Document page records
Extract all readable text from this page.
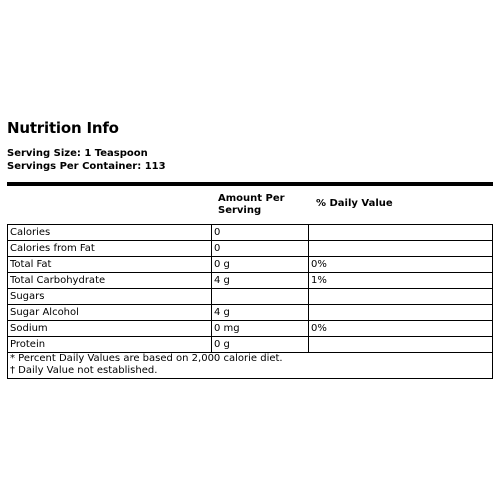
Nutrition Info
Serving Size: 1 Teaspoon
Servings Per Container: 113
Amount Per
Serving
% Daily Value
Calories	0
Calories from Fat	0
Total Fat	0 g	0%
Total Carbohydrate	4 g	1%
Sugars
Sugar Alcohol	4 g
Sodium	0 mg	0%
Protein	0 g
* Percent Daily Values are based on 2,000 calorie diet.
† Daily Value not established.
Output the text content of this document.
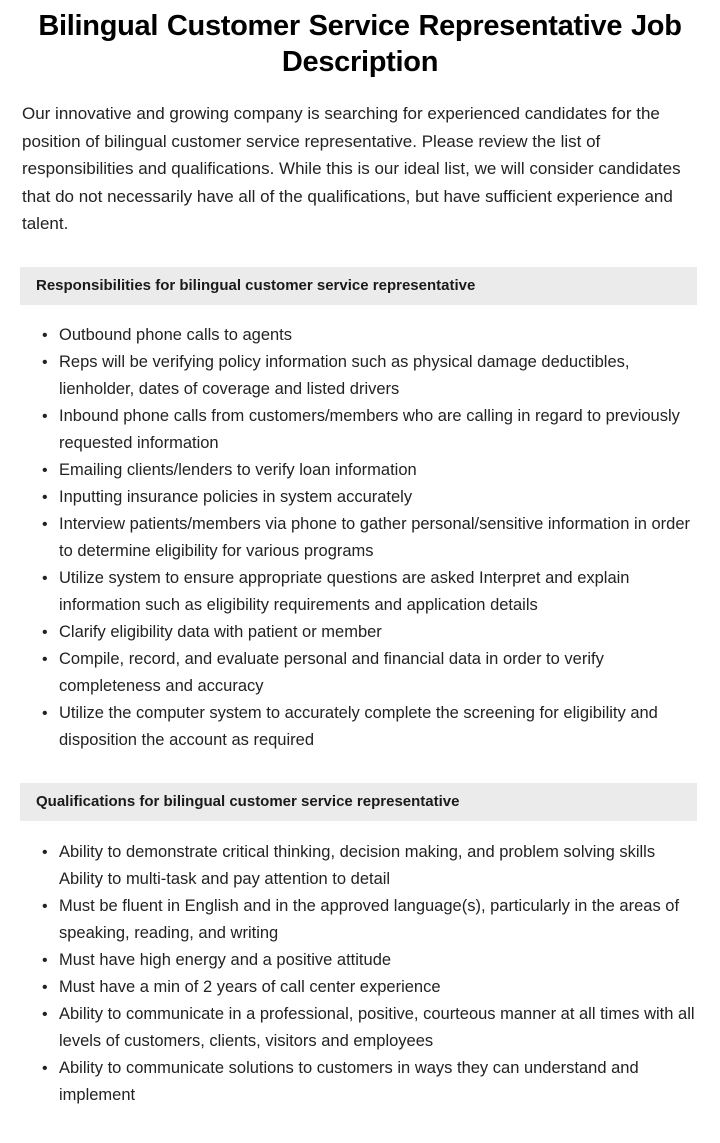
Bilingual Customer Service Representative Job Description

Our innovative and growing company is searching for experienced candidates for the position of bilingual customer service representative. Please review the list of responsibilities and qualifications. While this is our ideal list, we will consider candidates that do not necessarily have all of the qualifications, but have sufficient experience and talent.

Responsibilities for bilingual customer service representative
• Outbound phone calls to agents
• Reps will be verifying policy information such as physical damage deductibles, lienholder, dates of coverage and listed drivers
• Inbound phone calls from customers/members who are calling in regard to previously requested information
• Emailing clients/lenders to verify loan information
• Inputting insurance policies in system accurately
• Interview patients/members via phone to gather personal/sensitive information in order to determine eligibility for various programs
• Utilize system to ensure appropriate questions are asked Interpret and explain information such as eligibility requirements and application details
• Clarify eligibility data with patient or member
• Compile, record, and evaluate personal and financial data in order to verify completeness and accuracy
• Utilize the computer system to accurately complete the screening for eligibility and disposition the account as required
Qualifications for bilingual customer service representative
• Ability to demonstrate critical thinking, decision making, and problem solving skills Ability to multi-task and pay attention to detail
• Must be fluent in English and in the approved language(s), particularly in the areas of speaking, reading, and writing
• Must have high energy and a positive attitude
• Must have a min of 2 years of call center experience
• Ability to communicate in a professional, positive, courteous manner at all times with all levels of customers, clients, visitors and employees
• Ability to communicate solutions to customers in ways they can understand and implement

WORK INSTRUCTION:
Would you return the data exactly as written, without the pictures?

ANSWER TO THE EXERCISE:
Extract all readable text from this page.
Nutrition Info
Serving Size: 1 Teaspoon
Servings Per Container: 113
Amount Per
Serving
% Daily Value
Calories	0
Calories from Fat	0
Total Fat	0 g	0%
Total Carbohydrate	4 g	1%
Sugars
Sugar Alcohol	4 g
Sodium	0 mg	0%
Protein	0 g
* Percent Daily Values are based on 2,000 calorie diet.
† Daily Value not established.
Output the text content of this document.
Bilingual Customer Service Representative Job Description

Our innovative and growing company is searching for experienced candidates for the position of bilingual customer service representative. Please review the list of responsibilities and qualifications. While this is our ideal list, we will consider candidates that do not necessarily have all of the qualifications, but have sufficient experience and talent.

Responsibilities for bilingual customer service representative
• Outbound phone calls to agents
• Reps will be verifying policy information such as physical damage deductibles, lienholder, dates of coverage and listed drivers
• Inbound phone calls from customers/members who are calling in regard to previously requested information
• Emailing clients/lenders to verify loan information
• Inputting insurance policies in system accurately
• Interview patients/members via phone to gather personal/sensitive information in order to determine eligibility for various programs
• Utilize system to ensure appropriate questions are asked Interpret and explain information such as eligibility requirements and application details
• Clarify eligibility data with patient or member
• Compile, record, and evaluate personal and financial data in order to verify completeness and accuracy
• Utilize the computer system to accurately complete the screening for eligibility and disposition the account as required
Qualifications for bilingual customer service representative
• Ability to demonstrate critical thinking, decision making, and problem solving skills Ability to multi-task and pay attention to detail
• Must be fluent in English and in the approved language(s), particularly in the areas of speaking, reading, and writing
• Must have high energy and a positive attitude
• Must have a min of 2 years of call center experience
• Ability to communicate in a professional, positive, courteous manner at all times with all levels of customers, clients, visitors and employees
• Ability to communicate solutions to customers in ways they can understand and implement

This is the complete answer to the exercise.